-- What to do --
Single out the lines of the material that contain "label" and copy them.

* begin *

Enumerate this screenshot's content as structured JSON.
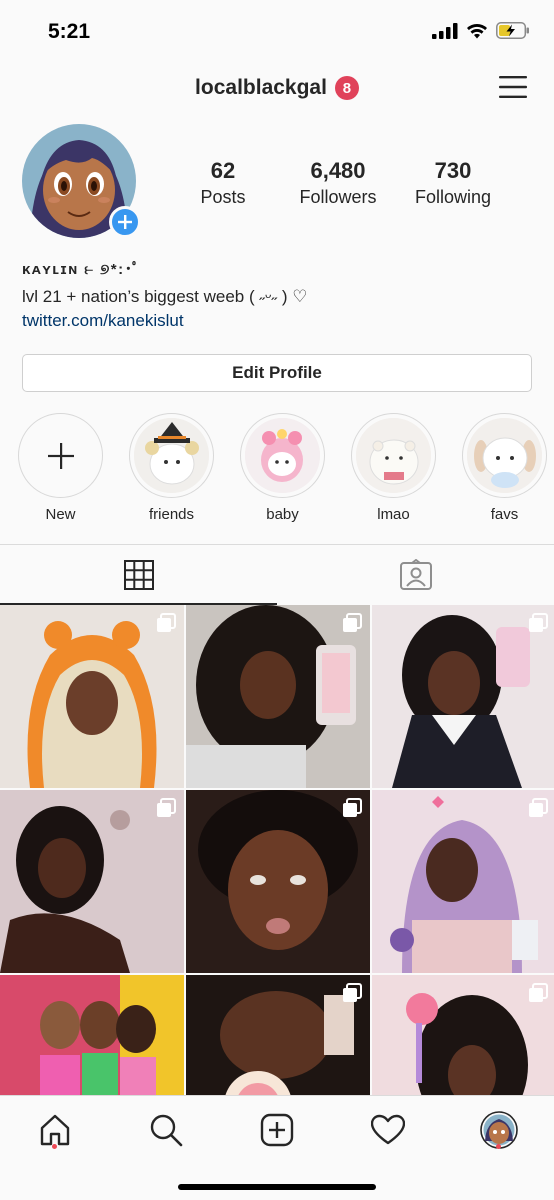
{
  "status_bar": {
    "time": "5:21",
    "icons": [
      "signal-icon",
      "wifi-icon",
      "battery-charging-icon"
    ]
  },
  "header": {
    "username": "localblackgal",
    "notification_count": "8",
    "menu_icon": "hamburger-menu-icon"
  },
  "profile": {
    "stats": [
      {
        "value": "62",
        "label": "Posts"
      },
      {
        "value": "6,480",
        "label": "Followers"
      },
      {
        "value": "730",
        "label": "Following"
      }
    ],
    "display_name": "ᴋᴀʏʟɪɴ ⥼ ୭*:･ﾟ",
    "bio": "lvl 21 + nation’s biggest weeb ( ˶ᵕ˶ ) ♡",
    "link": "twitter.com/kanekislut",
    "edit_button": "Edit Profile"
  },
  "highlights": [
    {
      "label": "New",
      "icon": "plus-icon"
    },
    {
      "label": "friends"
    },
    {
      "label": "baby"
    },
    {
      "label": "lmao"
    },
    {
      "label": "favs"
    }
  ],
  "tabs": [
    {
      "icon": "grid-icon",
      "active": true
    },
    {
      "icon": "tagged-icon",
      "active": false
    }
  ],
  "colors": {
    "accent_blue": "#3897f0",
    "badge_red": "#e0425a",
    "link_blue": "#003569",
    "text": "#262626"
  },
  "bottom_nav": [
    "home-icon",
    "search-icon",
    "new-post-icon",
    "activity-heart-icon",
    "profile-avatar"
  ]
}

* end *

-- Complete output --
        "label": "Posts"
        "label": "Followers"
        "label": "Following"
      "label": "New",
      "label": "friends"
      "label": "baby"
      "label": "lmao"
      "label": "favs"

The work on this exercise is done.